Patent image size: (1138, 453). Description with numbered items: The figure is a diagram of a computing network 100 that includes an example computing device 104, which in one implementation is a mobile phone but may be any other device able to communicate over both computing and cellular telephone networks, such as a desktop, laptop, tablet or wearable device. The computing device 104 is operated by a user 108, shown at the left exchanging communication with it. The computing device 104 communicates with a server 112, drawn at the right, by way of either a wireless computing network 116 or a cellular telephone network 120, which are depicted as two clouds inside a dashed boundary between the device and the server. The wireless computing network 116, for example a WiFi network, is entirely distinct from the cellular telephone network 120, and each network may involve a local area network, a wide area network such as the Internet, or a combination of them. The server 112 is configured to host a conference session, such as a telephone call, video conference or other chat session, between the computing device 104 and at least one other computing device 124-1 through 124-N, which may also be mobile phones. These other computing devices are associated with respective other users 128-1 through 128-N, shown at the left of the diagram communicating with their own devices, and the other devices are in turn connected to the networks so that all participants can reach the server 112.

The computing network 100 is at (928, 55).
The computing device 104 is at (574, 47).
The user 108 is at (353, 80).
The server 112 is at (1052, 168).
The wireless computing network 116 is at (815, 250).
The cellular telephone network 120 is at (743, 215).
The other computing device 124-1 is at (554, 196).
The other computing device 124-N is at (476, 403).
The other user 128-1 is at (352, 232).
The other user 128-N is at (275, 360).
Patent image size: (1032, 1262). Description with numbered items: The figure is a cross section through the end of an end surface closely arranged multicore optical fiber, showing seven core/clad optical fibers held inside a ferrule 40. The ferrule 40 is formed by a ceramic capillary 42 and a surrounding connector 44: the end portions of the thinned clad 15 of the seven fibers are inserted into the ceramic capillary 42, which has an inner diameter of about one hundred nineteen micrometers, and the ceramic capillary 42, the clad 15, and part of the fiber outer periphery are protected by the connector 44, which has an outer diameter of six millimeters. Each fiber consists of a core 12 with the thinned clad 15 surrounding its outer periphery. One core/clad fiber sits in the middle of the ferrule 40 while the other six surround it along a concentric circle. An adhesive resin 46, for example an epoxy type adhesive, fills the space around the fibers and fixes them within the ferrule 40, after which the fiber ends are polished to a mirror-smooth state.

────────

Task =
Repeat the lines from the start of the records through the line containing "The other user 128-N is at (275, 360).", both included, without changing anything.

Solution to the problem =
Patent image size: (1138, 453). Description with numbered items: The figure is a diagram of a computing network 100 that includes an example computing device 104, which in one implementation is a mobile phone but may be any other device able to communicate over both computing and cellular telephone networks, such as a desktop, laptop, tablet or wearable device. The computing device 104 is operated by a user 108, shown at the left exchanging communication with it. The computing device 104 communicates with a server 112, drawn at the right, by way of either a wireless computing network 116 or a cellular telephone network 120, which are depicted as two clouds inside a dashed boundary between the device and the server. The wireless computing network 116, for example a WiFi network, is entirely distinct from the cellular telephone network 120, and each network may involve a local area network, a wide area network such as the Internet, or a combination of them. The server 112 is configured to host a conference session, such as a telephone call, video conference or other chat session, between the computing device 104 and at least one other computing device 124-1 through 124-N, which may also be mobile phones. These other computing devices are associated with respective other users 128-1 through 128-N, shown at the left of the diagram communicating with their own devices, and the other devices are in turn connected to the networks so that all participants can reach the server 112.

The computing network 100 is at (928, 55).
The computing device 104 is at (574, 47).
The user 108 is at (353, 80).
The server 112 is at (1052, 168).
The wireless computing network 116 is at (815, 250).
The cellular telephone network 120 is at (743, 215).
The other computing device 124-1 is at (554, 196).
The other computing device 124-N is at (476, 403).
The other user 128-1 is at (352, 232).
The other user 128-N is at (275, 360).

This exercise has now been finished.